**What to do:** Copy each line of the listing below exactly.

**Supplied material:**
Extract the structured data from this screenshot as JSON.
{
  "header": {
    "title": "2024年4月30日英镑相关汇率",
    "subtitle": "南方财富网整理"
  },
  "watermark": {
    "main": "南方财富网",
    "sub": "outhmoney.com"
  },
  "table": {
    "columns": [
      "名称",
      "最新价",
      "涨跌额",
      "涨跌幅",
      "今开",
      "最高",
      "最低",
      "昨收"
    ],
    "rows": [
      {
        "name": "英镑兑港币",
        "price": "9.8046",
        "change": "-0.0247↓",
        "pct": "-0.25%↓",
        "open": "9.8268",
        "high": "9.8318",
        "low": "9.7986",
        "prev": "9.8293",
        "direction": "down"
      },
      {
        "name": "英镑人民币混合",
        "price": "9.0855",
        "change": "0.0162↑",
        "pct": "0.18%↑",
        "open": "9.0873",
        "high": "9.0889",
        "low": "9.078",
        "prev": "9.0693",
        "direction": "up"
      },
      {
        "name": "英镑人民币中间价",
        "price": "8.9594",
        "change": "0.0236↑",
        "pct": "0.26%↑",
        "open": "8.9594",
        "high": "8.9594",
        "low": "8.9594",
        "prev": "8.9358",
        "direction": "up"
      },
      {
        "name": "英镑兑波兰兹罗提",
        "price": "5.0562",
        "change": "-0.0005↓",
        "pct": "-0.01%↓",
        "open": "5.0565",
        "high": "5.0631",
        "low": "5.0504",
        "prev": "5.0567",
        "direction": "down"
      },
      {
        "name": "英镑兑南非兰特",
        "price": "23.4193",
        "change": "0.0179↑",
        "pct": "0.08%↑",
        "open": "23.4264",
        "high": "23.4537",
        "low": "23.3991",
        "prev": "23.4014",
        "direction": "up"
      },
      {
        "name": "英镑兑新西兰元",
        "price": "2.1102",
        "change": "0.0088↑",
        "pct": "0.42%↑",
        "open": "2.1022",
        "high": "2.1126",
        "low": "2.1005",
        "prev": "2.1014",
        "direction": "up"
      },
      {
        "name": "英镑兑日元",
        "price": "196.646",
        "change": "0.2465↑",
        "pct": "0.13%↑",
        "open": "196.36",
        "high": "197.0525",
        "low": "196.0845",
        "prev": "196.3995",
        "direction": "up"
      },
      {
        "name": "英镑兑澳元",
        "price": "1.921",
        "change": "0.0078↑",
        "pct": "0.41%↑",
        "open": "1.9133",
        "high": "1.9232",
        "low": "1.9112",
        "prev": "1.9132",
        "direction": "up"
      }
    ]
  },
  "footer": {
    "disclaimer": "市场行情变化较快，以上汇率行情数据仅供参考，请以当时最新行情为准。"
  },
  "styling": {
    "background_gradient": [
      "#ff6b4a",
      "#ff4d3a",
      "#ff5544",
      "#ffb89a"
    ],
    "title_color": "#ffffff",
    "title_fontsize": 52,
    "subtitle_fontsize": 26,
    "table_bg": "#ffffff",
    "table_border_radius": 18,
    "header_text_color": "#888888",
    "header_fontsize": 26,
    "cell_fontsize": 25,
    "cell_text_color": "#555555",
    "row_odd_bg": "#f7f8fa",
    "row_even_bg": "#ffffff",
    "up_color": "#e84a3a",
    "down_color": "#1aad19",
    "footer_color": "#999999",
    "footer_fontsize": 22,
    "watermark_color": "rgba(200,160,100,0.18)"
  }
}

**Solution for this task:**
Extract the structured data from this screenshot as JSON.
{
  "header": {
    "title": "2024年4月30日英镑相关汇率",
    "subtitle": "南方财富网整理"
  },
  "watermark": {
    "main": "南方财富网",
    "sub": "outhmoney.com"
  },
  "table": {
    "columns": [
      "名称",
      "最新价",
      "涨跌额",
      "涨跌幅",
      "今开",
      "最高",
      "最低",
      "昨收"
    ],
    "rows": [
      {
        "name": "英镑兑港币",
        "price": "9.8046",
        "change": "-0.0247↓",
        "pct": "-0.25%↓",
        "open": "9.8268",
        "high": "9.8318",
        "low": "9.7986",
        "prev": "9.8293",
        "direction": "down"
      },
      {
        "name": "英镑人民币混合",
        "price": "9.0855",
        "change": "0.0162↑",
        "pct": "0.18%↑",
        "open": "9.0873",
        "high": "9.0889",
        "low": "9.078",
        "prev": "9.0693",
        "direction": "up"
      },
      {
        "name": "英镑人民币中间价",
        "price": "8.9594",
        "change": "0.0236↑",
        "pct": "0.26%↑",
        "open": "8.9594",
        "high": "8.9594",
        "low": "8.9594",
        "prev": "8.9358",
        "direction": "up"
      },
      {
        "name": "英镑兑波兰兹罗提",
        "price": "5.0562",
        "change": "-0.0005↓",
        "pct": "-0.01%↓",
        "open": "5.0565",
        "high": "5.0631",
        "low": "5.0504",
        "prev": "5.0567",
        "direction": "down"
      },
      {
        "name": "英镑兑南非兰特",
        "price": "23.4193",
        "change": "0.0179↑",
        "pct": "0.08%↑",
        "open": "23.4264",
        "high": "23.4537",
        "low": "23.3991",
        "prev": "23.4014",
        "direction": "up"
      },
      {
        "name": "英镑兑新西兰元",
        "price": "2.1102",
        "change": "0.0088↑",
        "pct": "0.42%↑",
        "open": "2.1022",
        "high": "2.1126",
        "low": "2.1005",
        "prev": "2.1014",
        "direction": "up"
      },
      {
        "name": "英镑兑日元",
        "price": "196.646",
        "change": "0.2465↑",
        "pct": "0.13%↑",
        "open": "196.36",
        "high": "197.0525",
        "low": "196.0845",
        "prev": "196.3995",
        "direction": "up"
      },
      {
        "name": "英镑兑澳元",
        "price": "1.921",
        "change": "0.0078↑",
        "pct": "0.41%↑",
        "open": "1.9133",
        "high": "1.9232",
        "low": "1.9112",
        "prev": "1.9132",
        "direction": "up"
      }
    ]
  },
  "footer": {
    "disclaimer": "市场行情变化较快，以上汇率行情数据仅供参考，请以当时最新行情为准。"
  },
  "styling": {
    "background_gradient": [
      "#ff6b4a",
      "#ff4d3a",
      "#ff5544",
      "#ffb89a"
    ],
    "title_color": "#ffffff",
    "title_fontsize": 52,
    "subtitle_fontsize": 26,
    "table_bg": "#ffffff",
    "table_border_radius": 18,
    "header_text_color": "#888888",
    "header_fontsize": 26,
    "cell_fontsize": 25,
    "cell_text_color": "#555555",
    "row_odd_bg": "#f7f8fa",
    "row_even_bg": "#ffffff",
    "up_color": "#e84a3a",
    "down_color": "#1aad19",
    "footer_color": "#999999",
    "footer_fontsize": 22,
    "watermark_color": "rgba(200,160,100,0.18)"
  }
}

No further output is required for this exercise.